Work instructions: Look for the word "only" in the entries below, then copy every line that has it.

Dataset records:
==================================================
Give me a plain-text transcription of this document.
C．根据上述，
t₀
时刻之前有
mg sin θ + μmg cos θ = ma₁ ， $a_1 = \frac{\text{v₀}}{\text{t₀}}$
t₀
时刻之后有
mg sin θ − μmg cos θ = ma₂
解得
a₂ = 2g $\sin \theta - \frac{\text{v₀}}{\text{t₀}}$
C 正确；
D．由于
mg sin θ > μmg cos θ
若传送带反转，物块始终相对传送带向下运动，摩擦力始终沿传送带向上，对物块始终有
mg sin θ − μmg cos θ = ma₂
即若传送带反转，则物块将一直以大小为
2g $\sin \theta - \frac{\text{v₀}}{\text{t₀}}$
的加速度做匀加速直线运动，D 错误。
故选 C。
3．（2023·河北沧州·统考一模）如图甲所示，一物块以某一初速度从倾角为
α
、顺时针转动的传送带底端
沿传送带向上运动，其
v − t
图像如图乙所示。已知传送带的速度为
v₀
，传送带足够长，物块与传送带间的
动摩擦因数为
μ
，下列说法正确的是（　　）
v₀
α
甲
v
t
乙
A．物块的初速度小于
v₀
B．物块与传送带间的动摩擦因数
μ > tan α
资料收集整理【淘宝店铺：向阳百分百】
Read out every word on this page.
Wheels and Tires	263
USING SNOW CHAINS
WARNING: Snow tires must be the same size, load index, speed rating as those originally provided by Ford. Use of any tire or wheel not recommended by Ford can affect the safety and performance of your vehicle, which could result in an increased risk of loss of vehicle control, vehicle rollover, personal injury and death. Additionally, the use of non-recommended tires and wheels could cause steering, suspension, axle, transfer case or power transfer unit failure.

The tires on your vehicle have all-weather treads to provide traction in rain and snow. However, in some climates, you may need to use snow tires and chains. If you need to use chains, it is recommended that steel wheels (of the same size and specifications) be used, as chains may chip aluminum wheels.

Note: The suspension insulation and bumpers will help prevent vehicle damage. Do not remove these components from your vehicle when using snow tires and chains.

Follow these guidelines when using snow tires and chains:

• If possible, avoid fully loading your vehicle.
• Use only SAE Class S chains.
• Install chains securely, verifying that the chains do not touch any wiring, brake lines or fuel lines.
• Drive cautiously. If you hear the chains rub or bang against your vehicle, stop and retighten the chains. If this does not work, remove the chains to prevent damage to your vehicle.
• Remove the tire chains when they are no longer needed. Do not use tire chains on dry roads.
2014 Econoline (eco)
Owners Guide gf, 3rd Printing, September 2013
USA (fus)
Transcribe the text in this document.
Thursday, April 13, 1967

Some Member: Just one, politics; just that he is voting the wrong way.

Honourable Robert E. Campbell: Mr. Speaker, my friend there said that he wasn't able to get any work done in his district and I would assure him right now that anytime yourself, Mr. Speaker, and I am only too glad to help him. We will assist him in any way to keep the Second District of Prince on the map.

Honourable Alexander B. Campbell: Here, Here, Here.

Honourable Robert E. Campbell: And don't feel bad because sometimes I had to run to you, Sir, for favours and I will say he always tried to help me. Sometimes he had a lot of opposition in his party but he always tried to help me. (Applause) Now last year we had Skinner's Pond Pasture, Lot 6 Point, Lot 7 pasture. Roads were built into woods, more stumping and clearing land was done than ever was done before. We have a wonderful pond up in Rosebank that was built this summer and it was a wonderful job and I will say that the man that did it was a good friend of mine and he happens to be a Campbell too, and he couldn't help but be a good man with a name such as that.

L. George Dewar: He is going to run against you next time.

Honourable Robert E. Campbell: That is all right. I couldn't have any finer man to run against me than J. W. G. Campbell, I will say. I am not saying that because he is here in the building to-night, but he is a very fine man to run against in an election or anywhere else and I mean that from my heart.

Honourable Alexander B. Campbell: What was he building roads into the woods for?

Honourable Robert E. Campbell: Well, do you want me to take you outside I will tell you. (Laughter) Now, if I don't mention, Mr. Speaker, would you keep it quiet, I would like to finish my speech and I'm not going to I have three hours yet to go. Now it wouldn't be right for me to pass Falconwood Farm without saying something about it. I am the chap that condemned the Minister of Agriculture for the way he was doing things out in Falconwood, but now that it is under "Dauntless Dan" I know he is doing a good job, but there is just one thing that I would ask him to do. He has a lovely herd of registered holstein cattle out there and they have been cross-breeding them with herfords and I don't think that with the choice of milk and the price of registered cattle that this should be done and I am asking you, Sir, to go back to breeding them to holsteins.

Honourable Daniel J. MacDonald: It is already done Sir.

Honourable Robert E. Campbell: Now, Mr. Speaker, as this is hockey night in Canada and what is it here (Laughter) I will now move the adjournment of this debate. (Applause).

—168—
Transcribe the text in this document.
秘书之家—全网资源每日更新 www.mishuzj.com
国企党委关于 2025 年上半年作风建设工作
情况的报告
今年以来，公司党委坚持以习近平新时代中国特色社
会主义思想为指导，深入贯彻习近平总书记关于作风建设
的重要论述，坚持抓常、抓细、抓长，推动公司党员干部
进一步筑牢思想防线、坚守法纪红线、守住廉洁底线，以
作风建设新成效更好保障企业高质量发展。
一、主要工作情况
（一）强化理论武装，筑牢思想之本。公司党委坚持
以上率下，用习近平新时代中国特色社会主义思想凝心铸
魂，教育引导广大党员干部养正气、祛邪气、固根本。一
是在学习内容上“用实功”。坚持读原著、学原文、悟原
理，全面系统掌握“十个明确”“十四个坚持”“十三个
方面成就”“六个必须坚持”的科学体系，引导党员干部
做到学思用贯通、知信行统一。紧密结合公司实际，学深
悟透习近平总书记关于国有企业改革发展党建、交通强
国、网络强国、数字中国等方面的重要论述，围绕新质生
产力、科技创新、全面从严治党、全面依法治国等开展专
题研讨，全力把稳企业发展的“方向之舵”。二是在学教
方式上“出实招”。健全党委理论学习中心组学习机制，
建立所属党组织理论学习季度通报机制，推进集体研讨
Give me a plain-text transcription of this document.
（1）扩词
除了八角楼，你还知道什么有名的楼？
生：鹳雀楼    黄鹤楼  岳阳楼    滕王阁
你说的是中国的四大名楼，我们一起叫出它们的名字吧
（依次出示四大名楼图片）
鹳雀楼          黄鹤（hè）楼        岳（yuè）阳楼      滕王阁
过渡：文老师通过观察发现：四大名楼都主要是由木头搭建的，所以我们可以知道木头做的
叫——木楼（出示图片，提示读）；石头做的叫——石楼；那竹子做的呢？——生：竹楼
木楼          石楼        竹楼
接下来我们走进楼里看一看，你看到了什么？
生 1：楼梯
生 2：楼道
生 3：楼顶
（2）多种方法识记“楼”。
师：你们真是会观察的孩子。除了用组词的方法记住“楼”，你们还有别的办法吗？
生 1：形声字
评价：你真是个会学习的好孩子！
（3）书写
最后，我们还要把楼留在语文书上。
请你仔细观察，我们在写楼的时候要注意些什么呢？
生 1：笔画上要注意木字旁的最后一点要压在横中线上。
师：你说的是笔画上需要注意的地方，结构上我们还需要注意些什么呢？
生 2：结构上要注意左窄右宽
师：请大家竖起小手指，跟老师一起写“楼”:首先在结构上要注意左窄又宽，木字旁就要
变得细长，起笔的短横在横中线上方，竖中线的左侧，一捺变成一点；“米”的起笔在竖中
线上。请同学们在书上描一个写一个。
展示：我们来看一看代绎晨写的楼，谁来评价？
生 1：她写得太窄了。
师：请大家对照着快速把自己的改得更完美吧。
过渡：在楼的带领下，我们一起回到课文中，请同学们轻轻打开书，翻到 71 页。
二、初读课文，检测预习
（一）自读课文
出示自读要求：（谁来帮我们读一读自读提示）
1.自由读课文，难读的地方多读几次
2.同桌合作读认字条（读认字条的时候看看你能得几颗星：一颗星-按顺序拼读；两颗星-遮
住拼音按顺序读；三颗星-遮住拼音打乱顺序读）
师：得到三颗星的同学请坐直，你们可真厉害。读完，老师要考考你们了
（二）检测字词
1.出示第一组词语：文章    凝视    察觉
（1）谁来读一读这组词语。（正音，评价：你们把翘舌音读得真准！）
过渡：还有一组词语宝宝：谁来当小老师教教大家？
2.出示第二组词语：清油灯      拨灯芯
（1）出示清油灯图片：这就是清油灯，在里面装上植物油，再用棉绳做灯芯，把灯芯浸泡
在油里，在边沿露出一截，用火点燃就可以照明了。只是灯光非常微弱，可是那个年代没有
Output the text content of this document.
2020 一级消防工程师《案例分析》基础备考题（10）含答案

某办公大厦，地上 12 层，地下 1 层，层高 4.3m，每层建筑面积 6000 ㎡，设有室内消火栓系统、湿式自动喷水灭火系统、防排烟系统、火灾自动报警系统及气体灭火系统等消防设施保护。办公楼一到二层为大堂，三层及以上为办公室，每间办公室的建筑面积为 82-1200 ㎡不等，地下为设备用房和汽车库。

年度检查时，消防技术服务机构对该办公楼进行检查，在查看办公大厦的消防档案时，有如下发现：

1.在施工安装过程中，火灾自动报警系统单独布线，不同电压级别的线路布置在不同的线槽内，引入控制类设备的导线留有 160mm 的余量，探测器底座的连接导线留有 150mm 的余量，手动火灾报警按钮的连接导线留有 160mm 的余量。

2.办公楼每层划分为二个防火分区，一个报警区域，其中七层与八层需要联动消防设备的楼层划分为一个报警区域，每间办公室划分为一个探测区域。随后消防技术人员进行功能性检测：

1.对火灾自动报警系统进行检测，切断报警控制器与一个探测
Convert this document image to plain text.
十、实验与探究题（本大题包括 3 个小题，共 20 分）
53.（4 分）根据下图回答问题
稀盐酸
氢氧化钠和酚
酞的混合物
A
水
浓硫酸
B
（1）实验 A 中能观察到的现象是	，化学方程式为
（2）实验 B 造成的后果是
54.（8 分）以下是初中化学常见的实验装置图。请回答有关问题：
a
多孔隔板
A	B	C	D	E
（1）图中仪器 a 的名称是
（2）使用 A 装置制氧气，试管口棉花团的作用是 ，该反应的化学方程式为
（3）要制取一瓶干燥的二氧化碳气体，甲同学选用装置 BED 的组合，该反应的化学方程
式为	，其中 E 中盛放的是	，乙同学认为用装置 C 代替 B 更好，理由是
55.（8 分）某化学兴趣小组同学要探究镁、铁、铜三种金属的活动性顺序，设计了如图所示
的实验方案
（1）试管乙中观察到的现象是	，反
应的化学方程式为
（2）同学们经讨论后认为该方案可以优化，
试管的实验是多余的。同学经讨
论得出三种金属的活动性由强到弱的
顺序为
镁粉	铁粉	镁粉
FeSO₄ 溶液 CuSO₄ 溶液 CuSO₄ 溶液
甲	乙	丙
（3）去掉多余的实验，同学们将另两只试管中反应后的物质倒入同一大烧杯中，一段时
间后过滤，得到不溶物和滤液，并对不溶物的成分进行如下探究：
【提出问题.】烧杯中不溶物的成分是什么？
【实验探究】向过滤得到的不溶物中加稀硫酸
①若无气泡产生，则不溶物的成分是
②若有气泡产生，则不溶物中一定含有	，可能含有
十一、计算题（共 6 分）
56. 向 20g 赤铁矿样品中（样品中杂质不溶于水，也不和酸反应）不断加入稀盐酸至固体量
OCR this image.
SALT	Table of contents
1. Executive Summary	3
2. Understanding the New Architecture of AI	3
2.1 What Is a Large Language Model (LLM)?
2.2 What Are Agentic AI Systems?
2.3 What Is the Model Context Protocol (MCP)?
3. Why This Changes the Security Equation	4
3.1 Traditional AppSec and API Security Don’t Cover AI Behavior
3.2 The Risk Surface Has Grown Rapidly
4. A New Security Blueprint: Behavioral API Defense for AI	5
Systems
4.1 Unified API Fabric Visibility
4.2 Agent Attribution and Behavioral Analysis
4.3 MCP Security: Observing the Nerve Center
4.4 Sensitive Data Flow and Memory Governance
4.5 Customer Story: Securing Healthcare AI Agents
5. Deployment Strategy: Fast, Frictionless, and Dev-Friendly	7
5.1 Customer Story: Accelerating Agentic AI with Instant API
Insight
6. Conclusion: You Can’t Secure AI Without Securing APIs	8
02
==================================================
In response:
• Use only SAE Class S chains.
Honourable Robert E. Campbell: Mr. Speaker, my friend there said that he wasn't able to get any work done in his district and I would assure him right now that anytime yourself, Mr. Speaker, and I am only too glad to help him. We will assist him in any way to keep the Second District of Prince on the map.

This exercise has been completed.